● **EXERCISE INSTRUCTIONS**: Set out each line from the following listing that includes the word "vieron".

------ DATA FOR THIS EXERCISE

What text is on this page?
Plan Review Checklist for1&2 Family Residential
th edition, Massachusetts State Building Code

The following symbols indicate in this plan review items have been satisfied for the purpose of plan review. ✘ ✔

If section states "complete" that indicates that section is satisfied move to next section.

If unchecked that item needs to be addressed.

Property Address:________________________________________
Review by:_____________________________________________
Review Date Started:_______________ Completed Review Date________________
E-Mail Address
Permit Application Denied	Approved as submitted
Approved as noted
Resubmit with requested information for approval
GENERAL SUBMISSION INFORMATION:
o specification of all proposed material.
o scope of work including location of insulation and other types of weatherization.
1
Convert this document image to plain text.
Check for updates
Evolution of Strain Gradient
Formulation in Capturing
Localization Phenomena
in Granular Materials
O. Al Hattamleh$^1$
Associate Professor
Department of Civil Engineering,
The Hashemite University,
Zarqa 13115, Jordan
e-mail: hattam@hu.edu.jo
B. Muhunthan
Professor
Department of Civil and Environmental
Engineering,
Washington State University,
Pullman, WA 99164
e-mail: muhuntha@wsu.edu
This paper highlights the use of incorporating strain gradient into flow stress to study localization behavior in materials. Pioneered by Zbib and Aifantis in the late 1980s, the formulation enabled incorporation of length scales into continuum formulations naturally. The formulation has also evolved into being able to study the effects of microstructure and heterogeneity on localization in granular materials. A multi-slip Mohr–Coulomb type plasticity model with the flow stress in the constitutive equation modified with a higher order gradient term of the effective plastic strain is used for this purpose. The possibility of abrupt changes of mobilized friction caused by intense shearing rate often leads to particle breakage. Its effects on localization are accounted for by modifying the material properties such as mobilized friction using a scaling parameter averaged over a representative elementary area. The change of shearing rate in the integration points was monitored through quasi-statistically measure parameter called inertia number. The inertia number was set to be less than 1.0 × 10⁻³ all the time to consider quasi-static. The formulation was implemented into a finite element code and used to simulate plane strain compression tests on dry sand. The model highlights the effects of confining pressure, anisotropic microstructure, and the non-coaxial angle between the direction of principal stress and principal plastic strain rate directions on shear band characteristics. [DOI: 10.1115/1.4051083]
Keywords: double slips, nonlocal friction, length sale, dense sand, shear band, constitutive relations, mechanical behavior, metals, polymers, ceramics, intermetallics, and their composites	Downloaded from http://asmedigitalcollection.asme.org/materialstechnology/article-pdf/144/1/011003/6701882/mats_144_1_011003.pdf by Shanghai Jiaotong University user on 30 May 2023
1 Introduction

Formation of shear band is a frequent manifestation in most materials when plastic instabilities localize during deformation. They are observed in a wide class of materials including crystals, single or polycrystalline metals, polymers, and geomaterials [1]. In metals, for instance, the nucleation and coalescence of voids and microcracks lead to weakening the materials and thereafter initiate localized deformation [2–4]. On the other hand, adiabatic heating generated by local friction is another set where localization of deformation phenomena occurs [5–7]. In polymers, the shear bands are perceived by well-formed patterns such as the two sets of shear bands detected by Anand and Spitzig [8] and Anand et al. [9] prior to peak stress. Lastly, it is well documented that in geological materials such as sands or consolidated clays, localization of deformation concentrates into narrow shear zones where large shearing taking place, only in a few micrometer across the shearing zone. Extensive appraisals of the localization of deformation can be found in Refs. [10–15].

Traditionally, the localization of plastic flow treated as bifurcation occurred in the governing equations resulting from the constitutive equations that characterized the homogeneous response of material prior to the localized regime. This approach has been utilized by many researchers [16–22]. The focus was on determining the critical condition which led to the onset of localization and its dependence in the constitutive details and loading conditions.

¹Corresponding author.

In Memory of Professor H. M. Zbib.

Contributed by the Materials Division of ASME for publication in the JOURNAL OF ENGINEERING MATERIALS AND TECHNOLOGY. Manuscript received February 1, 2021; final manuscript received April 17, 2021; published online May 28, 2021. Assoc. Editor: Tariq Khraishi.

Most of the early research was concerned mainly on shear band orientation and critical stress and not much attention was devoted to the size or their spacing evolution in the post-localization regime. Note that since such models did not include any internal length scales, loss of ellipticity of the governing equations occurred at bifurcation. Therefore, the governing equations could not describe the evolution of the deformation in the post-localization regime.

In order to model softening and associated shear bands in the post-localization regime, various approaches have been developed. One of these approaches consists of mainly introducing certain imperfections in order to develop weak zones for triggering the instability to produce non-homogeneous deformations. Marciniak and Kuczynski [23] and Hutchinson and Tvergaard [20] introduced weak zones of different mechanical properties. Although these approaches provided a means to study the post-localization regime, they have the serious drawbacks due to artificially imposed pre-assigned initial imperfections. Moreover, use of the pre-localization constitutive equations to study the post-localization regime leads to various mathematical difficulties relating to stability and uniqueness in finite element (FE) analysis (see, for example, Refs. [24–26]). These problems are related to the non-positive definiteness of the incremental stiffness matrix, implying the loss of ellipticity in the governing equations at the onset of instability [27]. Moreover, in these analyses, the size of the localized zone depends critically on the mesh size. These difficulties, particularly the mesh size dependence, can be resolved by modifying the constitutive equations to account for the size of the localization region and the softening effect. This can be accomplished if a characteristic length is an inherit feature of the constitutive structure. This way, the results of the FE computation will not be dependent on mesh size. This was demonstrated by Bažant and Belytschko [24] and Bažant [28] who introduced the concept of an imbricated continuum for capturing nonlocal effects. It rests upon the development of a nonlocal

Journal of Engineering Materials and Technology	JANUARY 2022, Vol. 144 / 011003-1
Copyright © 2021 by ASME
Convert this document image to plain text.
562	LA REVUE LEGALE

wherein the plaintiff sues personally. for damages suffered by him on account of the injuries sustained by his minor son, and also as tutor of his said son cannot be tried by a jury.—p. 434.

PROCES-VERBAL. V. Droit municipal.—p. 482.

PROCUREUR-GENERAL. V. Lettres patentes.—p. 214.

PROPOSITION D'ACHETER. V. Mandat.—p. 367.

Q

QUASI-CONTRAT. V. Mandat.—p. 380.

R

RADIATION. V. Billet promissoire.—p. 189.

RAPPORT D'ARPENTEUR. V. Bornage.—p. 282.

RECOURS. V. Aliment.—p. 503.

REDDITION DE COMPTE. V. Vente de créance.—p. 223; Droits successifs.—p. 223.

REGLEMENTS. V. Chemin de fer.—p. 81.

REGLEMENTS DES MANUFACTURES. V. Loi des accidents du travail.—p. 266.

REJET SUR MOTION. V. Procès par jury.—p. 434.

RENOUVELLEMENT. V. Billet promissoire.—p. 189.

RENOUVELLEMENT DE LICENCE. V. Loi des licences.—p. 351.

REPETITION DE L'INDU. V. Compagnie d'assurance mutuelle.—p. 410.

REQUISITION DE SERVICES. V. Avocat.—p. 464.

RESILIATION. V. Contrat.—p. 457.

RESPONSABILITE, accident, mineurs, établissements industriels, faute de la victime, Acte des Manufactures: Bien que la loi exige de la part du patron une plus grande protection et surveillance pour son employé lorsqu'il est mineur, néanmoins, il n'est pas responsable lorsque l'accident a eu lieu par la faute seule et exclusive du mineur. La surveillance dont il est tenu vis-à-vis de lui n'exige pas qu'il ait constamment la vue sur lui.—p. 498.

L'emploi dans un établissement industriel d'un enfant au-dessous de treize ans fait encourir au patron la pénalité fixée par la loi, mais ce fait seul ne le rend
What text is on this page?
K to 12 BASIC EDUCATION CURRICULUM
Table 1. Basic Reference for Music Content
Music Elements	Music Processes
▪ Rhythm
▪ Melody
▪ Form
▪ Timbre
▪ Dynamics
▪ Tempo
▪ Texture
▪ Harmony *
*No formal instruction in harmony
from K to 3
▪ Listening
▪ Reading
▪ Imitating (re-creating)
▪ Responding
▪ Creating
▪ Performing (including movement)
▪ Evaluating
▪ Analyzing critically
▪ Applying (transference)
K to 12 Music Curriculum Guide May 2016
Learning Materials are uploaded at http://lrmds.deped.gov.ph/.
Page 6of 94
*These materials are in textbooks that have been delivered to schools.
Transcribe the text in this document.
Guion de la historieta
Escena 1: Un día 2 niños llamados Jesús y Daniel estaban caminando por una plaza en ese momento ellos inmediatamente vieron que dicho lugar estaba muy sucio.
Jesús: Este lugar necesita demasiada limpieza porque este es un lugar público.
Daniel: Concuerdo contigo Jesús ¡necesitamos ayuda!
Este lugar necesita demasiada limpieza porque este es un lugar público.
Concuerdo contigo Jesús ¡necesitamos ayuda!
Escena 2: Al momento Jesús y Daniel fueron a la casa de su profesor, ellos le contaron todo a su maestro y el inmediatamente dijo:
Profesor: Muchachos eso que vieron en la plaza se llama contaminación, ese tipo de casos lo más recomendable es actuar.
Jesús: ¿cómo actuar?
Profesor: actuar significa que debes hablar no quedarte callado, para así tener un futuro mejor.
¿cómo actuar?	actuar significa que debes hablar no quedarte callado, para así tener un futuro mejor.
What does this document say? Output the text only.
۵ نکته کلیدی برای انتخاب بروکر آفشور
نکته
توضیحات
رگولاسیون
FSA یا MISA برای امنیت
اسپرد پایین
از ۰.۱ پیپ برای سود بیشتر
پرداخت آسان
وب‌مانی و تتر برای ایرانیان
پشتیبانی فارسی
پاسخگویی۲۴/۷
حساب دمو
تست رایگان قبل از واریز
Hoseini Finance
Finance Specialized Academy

------------

● **OUTPUT FOR THIS EXERCISE**:
Escena 1: Un día 2 niños llamados Jesús y Daniel estaban caminando por una plaza en ese momento ellos inmediatamente vieron que dicho lugar estaba muy sucio.
Profesor: Muchachos eso que vieron en la plaza se llama contaminación, ese tipo de casos lo más recomendable es actuar.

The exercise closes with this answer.